• EXCERPT PROVIDED

....

Andrew William McAteer (born 24 April 1961) is an English former professional footballer. He played in the Football League in the late 1970s and throughout the 1980s.

Career

Preston North End
Signing as an apprentice in July 1977, McAteer turned professional a year later. He made his Preston North End debut as an 18-year-old on Boxing Day 1979 in a 3–0 home win over Shrewsbury Town. Quickly establishing himself as a tough-tackling attacking full back, McAteer didn't miss a game for the rest of the season, becoming a firm favourite with the Deepdale fans. The following season, he struggled with injury but still made 26 appearances as the club were relegated to Division Three. These were hard times for Preston, as they constantly struggled against relegation and financial ruin. McAteer, however, was a mainstay in the team making 277 appearances scoring nine goals during his first spell there.

Blackpool
In December 1986 John McGrath accepted a bid of £17,000 from local rivals Blackpool. McAteer played for the Seasiders for eighteen months. In June 1988 he was given a free transfer, mainly due to injuries. He made 47 appearances without scoring.

....

• COMPLETE THE FOLLOWING
(A) Answer these questions from the Andrew McAteer biography:
(i) Against which team did McAteer make his Preston North End debut?
(ii) What fee did Blackpool pay for him?
(iii) How many appearances did he make for Blackpool?
(B) Pick up the Andrew McAteer biography after its last sentence and carry it forward.
These lines have no connection to the biography of Andrew McAteer.

• DATA SECTION
....

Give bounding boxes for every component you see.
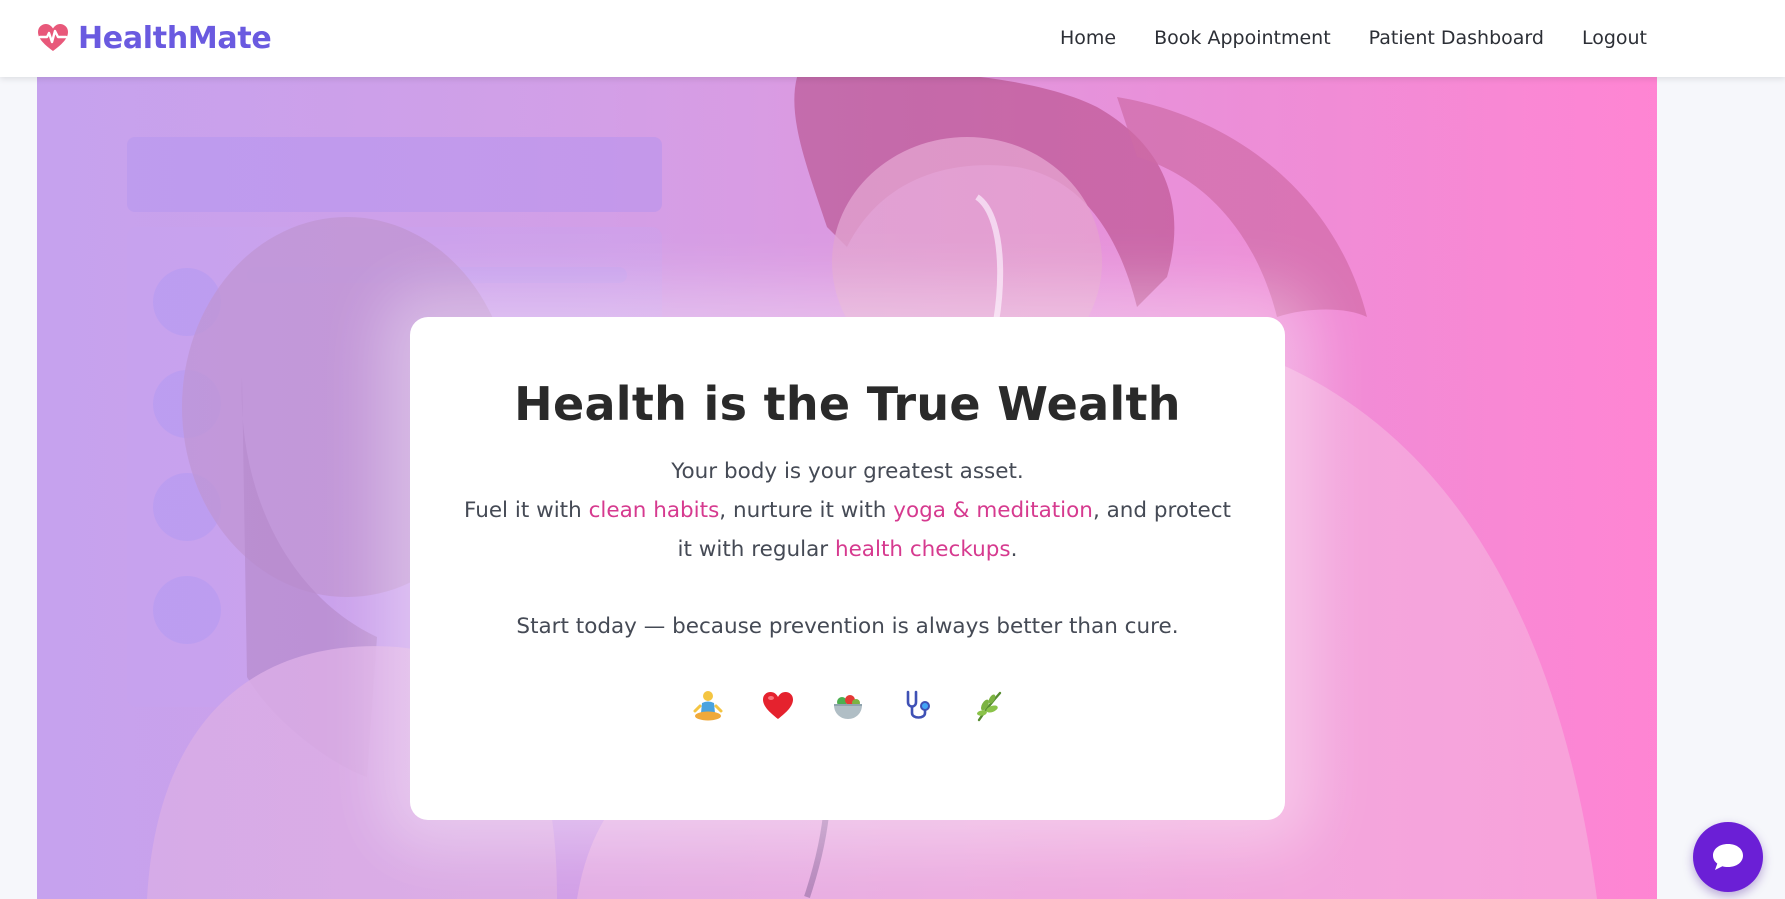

....

• REPLIES
(A)
(i) Shrewsbury Town
(ii) £17,000
(iii) 47

(B)
Return to Preston
John McGrath offered McAteer a return to Preston, in the form of a two-year deal. Injury, however, restricted him initially. On returning to fitness, a game in the reserves resulted in an over-zealous YTS opposition player coming in too hard and breaking McAteer's tibia and fibula. He subsequently had to retire from the professional game at the age of 28. In total he had played 343 games, scoring 10 goals.

Non-league
Upon leaving the full-time game, McAteer first signed, along with Oshor Williams, for Northern Premier League club Lancaster City, but new work commitments meant that he played only one game for the club.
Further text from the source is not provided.